Problem details: Report all lines holding "Native".
───── Data for processing ─────
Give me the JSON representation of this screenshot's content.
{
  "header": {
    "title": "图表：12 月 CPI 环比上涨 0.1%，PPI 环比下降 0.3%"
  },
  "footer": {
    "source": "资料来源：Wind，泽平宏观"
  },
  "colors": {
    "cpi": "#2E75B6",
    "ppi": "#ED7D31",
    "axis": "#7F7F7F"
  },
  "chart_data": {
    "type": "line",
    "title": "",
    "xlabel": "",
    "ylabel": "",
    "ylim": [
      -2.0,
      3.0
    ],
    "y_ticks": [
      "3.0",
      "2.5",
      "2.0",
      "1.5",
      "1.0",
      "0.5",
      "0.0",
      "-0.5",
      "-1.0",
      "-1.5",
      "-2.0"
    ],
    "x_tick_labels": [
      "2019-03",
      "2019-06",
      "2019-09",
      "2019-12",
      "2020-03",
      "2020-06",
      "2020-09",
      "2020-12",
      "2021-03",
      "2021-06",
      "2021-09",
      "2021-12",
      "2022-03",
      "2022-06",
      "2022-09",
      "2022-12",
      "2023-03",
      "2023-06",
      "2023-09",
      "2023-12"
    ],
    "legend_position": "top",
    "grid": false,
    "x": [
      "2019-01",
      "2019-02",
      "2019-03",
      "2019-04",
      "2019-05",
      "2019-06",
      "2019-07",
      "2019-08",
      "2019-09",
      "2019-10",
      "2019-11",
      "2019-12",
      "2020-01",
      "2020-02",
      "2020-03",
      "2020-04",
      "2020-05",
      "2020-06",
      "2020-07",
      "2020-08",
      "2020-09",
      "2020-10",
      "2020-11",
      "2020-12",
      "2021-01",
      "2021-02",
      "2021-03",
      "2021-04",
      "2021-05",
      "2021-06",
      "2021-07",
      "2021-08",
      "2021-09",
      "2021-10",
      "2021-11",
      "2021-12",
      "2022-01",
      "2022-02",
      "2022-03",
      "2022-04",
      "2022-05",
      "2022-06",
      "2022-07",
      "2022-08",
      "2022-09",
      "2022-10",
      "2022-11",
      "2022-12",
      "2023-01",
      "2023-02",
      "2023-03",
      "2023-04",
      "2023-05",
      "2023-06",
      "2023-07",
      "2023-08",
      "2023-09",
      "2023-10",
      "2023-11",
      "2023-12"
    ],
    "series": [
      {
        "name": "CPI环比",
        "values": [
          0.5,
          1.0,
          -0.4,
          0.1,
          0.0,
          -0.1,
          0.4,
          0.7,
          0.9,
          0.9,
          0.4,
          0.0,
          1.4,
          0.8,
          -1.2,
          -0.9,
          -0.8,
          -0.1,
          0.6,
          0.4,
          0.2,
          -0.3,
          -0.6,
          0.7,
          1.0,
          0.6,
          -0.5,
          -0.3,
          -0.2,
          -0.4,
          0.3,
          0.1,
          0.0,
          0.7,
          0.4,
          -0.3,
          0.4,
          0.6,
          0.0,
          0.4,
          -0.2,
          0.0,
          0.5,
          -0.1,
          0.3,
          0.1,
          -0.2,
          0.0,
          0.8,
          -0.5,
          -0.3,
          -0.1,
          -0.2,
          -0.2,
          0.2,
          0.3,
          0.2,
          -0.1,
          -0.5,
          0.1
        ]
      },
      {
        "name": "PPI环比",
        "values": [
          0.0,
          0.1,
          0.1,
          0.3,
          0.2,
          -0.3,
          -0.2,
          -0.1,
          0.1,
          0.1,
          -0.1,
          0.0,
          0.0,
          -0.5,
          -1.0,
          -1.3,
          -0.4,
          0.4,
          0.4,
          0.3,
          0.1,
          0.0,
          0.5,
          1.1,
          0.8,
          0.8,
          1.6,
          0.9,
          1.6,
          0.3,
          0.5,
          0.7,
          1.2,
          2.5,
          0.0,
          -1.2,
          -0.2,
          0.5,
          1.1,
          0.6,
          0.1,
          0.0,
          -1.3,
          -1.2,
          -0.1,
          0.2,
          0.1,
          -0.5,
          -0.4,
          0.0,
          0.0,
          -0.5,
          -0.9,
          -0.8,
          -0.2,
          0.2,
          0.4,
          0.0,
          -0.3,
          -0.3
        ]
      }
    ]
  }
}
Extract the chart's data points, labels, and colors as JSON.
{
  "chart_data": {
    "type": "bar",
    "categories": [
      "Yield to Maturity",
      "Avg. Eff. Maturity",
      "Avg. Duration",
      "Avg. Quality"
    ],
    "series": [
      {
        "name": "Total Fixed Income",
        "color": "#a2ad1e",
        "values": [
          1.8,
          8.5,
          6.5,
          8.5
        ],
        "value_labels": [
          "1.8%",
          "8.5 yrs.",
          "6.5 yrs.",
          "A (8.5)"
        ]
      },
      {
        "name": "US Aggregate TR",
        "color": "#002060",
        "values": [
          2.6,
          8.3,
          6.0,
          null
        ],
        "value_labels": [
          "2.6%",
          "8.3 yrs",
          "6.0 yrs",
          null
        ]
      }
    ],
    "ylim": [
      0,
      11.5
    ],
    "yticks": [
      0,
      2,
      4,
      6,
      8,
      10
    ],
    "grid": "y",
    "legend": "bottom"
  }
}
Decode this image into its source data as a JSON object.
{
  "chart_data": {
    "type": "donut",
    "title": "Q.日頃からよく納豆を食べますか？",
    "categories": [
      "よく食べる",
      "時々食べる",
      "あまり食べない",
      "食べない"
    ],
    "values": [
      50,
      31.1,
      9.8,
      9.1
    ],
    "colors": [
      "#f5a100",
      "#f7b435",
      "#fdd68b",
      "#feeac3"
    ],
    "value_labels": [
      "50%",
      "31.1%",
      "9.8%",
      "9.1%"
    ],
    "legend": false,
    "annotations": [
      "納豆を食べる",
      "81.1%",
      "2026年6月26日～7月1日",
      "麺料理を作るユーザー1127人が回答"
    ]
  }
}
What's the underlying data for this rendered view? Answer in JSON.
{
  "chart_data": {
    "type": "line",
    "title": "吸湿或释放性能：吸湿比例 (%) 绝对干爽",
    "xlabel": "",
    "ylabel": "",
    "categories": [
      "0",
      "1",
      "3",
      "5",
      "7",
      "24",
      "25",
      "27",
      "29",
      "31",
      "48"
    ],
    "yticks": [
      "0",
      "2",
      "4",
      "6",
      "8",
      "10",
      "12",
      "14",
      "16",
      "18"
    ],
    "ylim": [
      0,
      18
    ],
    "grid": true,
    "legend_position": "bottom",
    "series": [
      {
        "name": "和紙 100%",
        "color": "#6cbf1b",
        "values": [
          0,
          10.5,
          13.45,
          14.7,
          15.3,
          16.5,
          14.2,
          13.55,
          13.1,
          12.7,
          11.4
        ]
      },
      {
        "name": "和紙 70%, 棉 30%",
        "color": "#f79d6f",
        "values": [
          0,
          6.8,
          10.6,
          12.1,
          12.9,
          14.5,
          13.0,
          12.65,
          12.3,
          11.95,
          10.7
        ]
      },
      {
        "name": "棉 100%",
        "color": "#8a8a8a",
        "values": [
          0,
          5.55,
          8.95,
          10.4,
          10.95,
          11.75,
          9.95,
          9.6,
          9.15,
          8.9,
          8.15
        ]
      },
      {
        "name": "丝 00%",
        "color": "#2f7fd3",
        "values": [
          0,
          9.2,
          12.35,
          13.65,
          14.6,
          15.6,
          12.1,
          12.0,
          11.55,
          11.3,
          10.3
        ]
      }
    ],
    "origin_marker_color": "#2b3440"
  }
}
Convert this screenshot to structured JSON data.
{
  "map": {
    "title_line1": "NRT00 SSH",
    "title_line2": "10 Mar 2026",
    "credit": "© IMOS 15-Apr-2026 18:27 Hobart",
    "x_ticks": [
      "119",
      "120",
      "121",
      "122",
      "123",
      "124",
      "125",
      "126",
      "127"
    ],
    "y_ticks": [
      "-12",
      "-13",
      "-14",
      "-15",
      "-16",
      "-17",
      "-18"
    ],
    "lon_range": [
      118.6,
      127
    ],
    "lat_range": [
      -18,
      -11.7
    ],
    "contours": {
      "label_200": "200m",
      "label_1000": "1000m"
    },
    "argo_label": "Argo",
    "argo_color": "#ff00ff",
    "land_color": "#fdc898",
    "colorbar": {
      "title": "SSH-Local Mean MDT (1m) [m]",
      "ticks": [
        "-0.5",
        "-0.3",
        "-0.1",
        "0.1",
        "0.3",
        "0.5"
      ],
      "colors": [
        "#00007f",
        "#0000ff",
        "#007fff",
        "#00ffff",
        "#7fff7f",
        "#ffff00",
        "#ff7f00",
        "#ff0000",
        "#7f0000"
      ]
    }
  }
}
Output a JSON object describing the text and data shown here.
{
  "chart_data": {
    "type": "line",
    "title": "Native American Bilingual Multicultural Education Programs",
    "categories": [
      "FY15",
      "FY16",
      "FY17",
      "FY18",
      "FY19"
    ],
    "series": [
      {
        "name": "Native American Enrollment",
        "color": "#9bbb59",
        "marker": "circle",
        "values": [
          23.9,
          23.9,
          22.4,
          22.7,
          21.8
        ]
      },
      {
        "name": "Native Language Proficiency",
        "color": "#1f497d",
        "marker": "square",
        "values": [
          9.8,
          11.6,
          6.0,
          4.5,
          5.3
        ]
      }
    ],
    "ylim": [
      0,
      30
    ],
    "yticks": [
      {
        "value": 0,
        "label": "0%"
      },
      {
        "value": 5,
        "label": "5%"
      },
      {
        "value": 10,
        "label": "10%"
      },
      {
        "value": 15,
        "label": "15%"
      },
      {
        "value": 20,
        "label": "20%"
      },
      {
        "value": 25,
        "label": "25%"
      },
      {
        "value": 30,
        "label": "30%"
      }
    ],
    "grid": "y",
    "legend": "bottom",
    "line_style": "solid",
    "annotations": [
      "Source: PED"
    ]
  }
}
─────
Exercise result:
    "title": "Native American Bilingual Multicultural Education Programs",
        "name": "Native American Enrollment",
        "name": "Native Language Proficiency",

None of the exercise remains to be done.